TASK INSTRUCTIONS: Copy each line below without leaving any out.

Stored data:
════════════════════

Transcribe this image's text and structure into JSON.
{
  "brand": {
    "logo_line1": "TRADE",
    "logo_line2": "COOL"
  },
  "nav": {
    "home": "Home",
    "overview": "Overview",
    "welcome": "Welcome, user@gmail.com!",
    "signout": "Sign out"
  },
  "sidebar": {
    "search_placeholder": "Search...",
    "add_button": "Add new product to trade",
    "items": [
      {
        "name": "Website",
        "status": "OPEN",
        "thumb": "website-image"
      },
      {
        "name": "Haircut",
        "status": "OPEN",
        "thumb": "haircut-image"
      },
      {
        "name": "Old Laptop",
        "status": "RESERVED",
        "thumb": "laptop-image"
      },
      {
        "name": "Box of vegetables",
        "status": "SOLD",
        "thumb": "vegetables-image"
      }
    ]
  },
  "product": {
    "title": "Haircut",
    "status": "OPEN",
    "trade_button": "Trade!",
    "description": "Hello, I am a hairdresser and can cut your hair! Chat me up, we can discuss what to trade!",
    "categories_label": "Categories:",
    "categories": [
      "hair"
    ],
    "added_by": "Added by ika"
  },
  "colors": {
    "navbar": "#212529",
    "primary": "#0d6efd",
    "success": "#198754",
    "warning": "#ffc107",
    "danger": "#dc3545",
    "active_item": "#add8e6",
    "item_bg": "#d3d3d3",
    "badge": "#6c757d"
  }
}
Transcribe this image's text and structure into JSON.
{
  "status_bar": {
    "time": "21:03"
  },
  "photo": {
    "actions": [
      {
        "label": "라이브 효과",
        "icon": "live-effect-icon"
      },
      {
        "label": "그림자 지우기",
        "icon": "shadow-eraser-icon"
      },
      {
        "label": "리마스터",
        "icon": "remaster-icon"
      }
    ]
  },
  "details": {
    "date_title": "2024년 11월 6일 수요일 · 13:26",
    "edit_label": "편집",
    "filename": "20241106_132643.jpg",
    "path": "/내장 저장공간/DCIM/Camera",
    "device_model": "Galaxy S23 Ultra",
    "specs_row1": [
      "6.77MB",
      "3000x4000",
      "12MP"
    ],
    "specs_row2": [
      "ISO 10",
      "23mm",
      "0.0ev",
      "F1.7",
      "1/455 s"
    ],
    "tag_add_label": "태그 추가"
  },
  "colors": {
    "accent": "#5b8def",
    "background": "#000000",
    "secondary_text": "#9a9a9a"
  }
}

════════════════════

TASK RESULT:
Transcribe this image's text and structure into JSON.
{
  "brand": {
    "logo_line1": "TRADE",
    "logo_line2": "COOL"
  },
  "nav": {
    "home": "Home",
    "overview": "Overview",
    "welcome": "Welcome, user@gmail.com!",
    "signout": "Sign out"
  },
  "sidebar": {
    "search_placeholder": "Search...",
    "add_button": "Add new product to trade",
    "items": [
      {
        "name": "Website",
        "status": "OPEN",
        "thumb": "website-image"
      },
      {
        "name": "Haircut",
        "status": "OPEN",
        "thumb": "haircut-image"
      },
      {
        "name": "Old Laptop",
        "status": "RESERVED",
        "thumb": "laptop-image"
      },
      {
        "name": "Box of vegetables",
        "status": "SOLD",
        "thumb": "vegetables-image"
      }
    ]
  },
  "product": {
    "title": "Haircut",
    "status": "OPEN",
    "trade_button": "Trade!",
    "description": "Hello, I am a hairdresser and can cut your hair! Chat me up, we can discuss what to trade!",
    "categories_label": "Categories:",
    "categories": [
      "hair"
    ],
    "added_by": "Added by ika"
  },
  "colors": {
    "navbar": "#212529",
    "primary": "#0d6efd",
    "success": "#198754",
    "warning": "#ffc107",
    "danger": "#dc3545",
    "active_item": "#add8e6",
    "item_bg": "#d3d3d3",
    "badge": "#6c757d"
  }
}
Transcribe this image's text and structure into JSON.
{
  "status_bar": {
    "time": "21:03"
  },
  "photo": {
    "actions": [
      {
        "label": "라이브 효과",
        "icon": "live-effect-icon"
      },
      {
        "label": "그림자 지우기",
        "icon": "shadow-eraser-icon"
      },
      {
        "label": "리마스터",
        "icon": "remaster-icon"
      }
    ]
  },
  "details": {
    "date_title": "2024년 11월 6일 수요일 · 13:26",
    "edit_label": "편집",
    "filename": "20241106_132643.jpg",
    "path": "/내장 저장공간/DCIM/Camera",
    "device_model": "Galaxy S23 Ultra",
    "specs_row1": [
      "6.77MB",
      "3000x4000",
      "12MP"
    ],
    "specs_row2": [
      "ISO 10",
      "23mm",
      "0.0ev",
      "F1.7",
      "1/455 s"
    ],
    "tag_add_label": "태그 추가"
  },
  "colors": {
    "accent": "#5b8def",
    "background": "#000000",
    "secondary_text": "#9a9a9a"
  }
}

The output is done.